- **Requirements**:
Write out all of the data exactly as it appears.

───── Given records ─────

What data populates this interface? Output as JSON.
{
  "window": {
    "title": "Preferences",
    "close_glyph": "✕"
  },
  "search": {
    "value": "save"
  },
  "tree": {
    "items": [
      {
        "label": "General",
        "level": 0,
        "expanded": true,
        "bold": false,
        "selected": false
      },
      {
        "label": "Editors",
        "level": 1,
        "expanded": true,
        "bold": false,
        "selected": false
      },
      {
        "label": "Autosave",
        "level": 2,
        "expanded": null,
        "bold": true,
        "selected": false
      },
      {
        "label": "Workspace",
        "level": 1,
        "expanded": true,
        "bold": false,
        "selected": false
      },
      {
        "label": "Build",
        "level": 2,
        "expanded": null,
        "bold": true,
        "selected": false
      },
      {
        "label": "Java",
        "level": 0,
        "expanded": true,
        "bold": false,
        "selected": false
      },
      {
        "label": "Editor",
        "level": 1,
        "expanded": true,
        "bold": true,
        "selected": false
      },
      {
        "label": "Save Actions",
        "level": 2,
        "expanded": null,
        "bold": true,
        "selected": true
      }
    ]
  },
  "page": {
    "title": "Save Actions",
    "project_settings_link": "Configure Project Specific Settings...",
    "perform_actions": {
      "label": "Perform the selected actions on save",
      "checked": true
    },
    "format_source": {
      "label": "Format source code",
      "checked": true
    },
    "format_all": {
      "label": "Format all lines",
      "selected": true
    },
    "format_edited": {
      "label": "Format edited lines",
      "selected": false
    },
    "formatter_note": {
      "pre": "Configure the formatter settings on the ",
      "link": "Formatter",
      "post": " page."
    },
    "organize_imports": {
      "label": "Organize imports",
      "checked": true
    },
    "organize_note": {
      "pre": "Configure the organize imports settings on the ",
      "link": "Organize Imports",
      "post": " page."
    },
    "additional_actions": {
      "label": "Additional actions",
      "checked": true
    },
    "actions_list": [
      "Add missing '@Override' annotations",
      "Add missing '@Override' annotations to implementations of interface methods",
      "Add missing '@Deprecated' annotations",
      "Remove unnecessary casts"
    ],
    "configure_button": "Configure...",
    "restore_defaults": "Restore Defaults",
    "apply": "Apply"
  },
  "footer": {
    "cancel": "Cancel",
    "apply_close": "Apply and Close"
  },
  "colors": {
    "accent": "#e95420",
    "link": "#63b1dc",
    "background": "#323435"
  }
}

─────

- **Reply to the exercise**:
What data populates this interface? Output as JSON.
{
  "window": {
    "title": "Preferences",
    "close_glyph": "✕"
  },
  "search": {
    "value": "save"
  },
  "tree": {
    "items": [
      {
        "label": "General",
        "level": 0,
        "expanded": true,
        "bold": false,
        "selected": false
      },
      {
        "label": "Editors",
        "level": 1,
        "expanded": true,
        "bold": false,
        "selected": false
      },
      {
        "label": "Autosave",
        "level": 2,
        "expanded": null,
        "bold": true,
        "selected": false
      },
      {
        "label": "Workspace",
        "level": 1,
        "expanded": true,
        "bold": false,
        "selected": false
      },
      {
        "label": "Build",
        "level": 2,
        "expanded": null,
        "bold": true,
        "selected": false
      },
      {
        "label": "Java",
        "level": 0,
        "expanded": true,
        "bold": false,
        "selected": false
      },
      {
        "label": "Editor",
        "level": 1,
        "expanded": true,
        "bold": true,
        "selected": false
      },
      {
        "label": "Save Actions",
        "level": 2,
        "expanded": null,
        "bold": true,
        "selected": true
      }
    ]
  },
  "page": {
    "title": "Save Actions",
    "project_settings_link": "Configure Project Specific Settings...",
    "perform_actions": {
      "label": "Perform the selected actions on save",
      "checked": true
    },
    "format_source": {
      "label": "Format source code",
      "checked": true
    },
    "format_all": {
      "label": "Format all lines",
      "selected": true
    },
    "format_edited": {
      "label": "Format edited lines",
      "selected": false
    },
    "formatter_note": {
      "pre": "Configure the formatter settings on the ",
      "link": "Formatter",
      "post": " page."
    },
    "organize_imports": {
      "label": "Organize imports",
      "checked": true
    },
    "organize_note": {
      "pre": "Configure the organize imports settings on the ",
      "link": "Organize Imports",
      "post": " page."
    },
    "additional_actions": {
      "label": "Additional actions",
      "checked": true
    },
    "actions_list": [
      "Add missing '@Override' annotations",
      "Add missing '@Override' annotations to implementations of interface methods",
      "Add missing '@Deprecated' annotations",
      "Remove unnecessary casts"
    ],
    "configure_button": "Configure...",
    "restore_defaults": "Restore Defaults",
    "apply": "Apply"
  },
  "footer": {
    "cancel": "Cancel",
    "apply_close": "Apply and Close"
  },
  "colors": {
    "accent": "#e95420",
    "link": "#63b1dc",
    "background": "#323435"
  }
}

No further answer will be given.